[Dataset excerpt]
★ ★ ★ ★ ★ ★ ★

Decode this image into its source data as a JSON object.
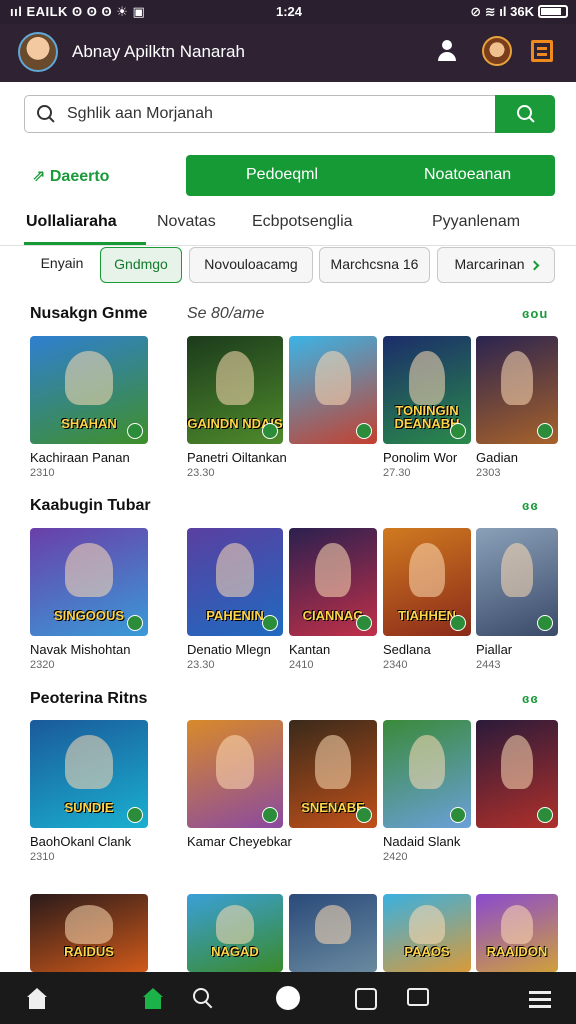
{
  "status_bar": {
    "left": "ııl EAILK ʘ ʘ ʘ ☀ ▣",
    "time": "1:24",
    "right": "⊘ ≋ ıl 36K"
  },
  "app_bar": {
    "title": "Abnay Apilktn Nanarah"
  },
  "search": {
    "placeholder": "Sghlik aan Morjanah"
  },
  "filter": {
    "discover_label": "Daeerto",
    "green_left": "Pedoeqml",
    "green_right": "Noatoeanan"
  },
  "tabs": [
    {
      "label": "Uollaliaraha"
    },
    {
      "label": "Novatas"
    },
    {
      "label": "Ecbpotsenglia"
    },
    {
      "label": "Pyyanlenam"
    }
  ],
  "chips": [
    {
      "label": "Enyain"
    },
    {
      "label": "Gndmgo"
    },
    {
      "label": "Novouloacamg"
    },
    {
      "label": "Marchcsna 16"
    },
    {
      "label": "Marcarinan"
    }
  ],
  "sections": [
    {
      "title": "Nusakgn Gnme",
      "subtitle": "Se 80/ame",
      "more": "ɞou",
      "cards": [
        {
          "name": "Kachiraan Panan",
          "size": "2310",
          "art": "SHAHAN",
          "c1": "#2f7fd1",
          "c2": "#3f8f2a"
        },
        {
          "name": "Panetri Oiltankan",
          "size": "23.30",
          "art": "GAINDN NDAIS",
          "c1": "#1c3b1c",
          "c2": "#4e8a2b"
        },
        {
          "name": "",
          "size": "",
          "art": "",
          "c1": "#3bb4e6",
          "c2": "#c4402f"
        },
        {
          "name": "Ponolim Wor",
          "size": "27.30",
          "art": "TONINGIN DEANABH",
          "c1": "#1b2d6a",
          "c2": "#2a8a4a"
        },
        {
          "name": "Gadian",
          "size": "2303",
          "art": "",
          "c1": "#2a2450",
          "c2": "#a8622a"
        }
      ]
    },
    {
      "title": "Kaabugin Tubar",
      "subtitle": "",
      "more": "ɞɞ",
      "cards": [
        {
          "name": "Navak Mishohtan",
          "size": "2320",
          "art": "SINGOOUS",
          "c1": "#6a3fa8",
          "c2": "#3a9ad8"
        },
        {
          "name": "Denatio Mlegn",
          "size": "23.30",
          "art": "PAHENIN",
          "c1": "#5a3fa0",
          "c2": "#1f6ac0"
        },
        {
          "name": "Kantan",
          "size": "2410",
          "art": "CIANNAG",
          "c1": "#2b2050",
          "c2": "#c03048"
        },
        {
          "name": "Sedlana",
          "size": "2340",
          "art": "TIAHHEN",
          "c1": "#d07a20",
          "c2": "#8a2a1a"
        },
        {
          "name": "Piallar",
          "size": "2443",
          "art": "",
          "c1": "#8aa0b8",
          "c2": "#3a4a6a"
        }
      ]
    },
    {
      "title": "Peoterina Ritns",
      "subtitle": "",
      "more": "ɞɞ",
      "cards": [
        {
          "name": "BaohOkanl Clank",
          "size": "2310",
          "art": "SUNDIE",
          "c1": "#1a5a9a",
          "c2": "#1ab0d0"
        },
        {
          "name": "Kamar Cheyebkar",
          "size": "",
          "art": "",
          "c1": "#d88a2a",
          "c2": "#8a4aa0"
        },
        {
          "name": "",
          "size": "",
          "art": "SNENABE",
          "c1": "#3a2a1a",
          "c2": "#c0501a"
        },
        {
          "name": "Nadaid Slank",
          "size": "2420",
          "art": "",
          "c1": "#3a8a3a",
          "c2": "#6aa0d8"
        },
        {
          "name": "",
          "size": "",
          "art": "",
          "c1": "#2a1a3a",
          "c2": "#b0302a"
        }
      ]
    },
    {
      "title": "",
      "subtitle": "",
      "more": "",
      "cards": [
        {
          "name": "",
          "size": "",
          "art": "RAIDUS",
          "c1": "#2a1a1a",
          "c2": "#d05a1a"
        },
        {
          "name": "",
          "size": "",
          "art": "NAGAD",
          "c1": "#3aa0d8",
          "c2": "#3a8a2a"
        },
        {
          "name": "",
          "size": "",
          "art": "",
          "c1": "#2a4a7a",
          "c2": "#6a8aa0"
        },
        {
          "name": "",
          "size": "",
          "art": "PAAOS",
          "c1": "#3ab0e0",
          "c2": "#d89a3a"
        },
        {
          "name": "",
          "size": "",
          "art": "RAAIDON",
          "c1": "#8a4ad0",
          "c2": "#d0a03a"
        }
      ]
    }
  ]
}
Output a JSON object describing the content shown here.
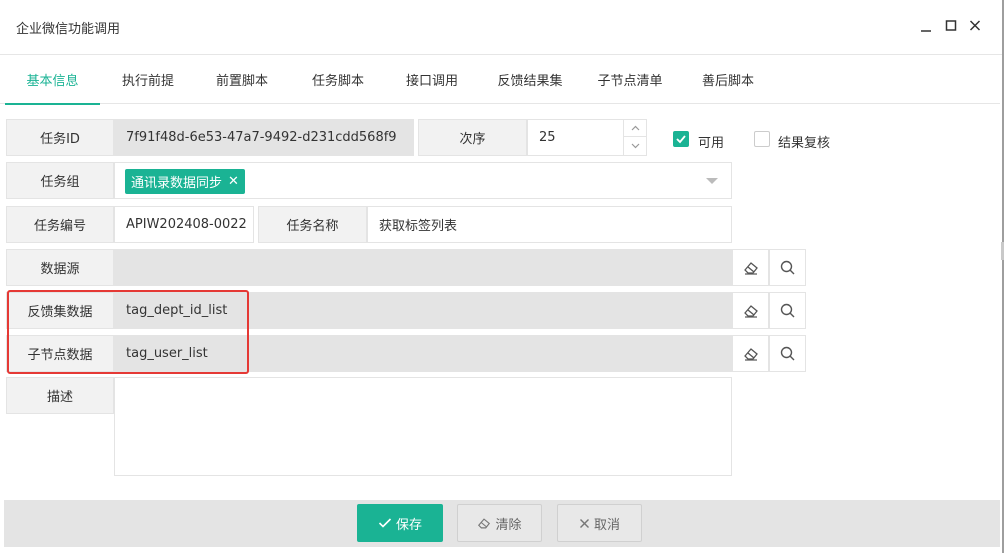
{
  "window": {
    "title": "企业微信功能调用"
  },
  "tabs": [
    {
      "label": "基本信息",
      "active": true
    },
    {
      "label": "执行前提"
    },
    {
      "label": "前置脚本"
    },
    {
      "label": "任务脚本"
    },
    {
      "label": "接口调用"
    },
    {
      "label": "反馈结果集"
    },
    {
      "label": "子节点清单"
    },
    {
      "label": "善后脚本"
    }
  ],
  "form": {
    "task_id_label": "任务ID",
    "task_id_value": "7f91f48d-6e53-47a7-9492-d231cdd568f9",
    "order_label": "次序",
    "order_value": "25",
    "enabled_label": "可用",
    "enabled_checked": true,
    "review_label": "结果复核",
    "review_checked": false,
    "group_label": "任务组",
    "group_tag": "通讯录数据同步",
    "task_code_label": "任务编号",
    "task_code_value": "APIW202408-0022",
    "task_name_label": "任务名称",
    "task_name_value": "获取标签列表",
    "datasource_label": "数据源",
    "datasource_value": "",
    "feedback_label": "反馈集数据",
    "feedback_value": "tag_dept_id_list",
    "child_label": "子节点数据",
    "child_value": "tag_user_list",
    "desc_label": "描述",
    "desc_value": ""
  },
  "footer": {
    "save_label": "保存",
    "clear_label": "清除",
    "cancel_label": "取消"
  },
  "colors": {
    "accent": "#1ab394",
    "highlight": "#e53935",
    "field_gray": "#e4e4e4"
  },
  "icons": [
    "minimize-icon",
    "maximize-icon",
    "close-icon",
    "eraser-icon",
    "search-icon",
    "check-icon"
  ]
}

★ ★ ★ ★ ★ ★ ★

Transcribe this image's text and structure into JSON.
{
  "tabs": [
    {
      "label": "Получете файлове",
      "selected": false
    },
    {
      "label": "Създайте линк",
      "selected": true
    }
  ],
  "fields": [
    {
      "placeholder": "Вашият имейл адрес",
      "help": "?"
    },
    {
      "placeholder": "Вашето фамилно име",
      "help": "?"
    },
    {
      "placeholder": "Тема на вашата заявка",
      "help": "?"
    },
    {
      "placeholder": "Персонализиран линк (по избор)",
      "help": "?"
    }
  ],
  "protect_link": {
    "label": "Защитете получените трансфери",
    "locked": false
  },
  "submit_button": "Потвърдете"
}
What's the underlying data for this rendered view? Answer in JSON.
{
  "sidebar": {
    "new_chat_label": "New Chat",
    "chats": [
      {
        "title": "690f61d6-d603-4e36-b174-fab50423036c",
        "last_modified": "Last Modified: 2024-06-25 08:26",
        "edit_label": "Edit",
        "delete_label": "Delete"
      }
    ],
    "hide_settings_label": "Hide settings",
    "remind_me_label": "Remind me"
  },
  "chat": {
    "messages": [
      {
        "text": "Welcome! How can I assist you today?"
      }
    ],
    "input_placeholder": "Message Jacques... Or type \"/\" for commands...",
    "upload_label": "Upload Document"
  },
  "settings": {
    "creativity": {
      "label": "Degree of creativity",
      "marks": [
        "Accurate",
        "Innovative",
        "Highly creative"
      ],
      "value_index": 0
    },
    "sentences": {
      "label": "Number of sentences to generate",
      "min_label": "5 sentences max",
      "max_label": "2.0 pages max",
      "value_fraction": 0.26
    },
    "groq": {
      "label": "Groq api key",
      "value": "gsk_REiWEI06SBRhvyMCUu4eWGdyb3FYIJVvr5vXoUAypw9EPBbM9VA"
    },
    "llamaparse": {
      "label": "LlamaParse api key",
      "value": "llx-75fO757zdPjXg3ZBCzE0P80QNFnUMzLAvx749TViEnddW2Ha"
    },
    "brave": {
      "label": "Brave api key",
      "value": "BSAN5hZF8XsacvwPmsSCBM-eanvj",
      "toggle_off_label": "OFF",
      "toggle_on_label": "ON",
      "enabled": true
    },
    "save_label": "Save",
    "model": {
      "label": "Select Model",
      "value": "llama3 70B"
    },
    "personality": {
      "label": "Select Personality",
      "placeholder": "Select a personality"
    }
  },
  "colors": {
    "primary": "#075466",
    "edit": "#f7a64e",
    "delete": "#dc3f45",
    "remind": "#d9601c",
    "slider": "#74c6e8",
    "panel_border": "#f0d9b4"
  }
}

★ ★ ★ ★ ★ ★ ★

• THE TASK
Report only how many lines in the listing contain the string "text".

• THE COMPLETED TASK
2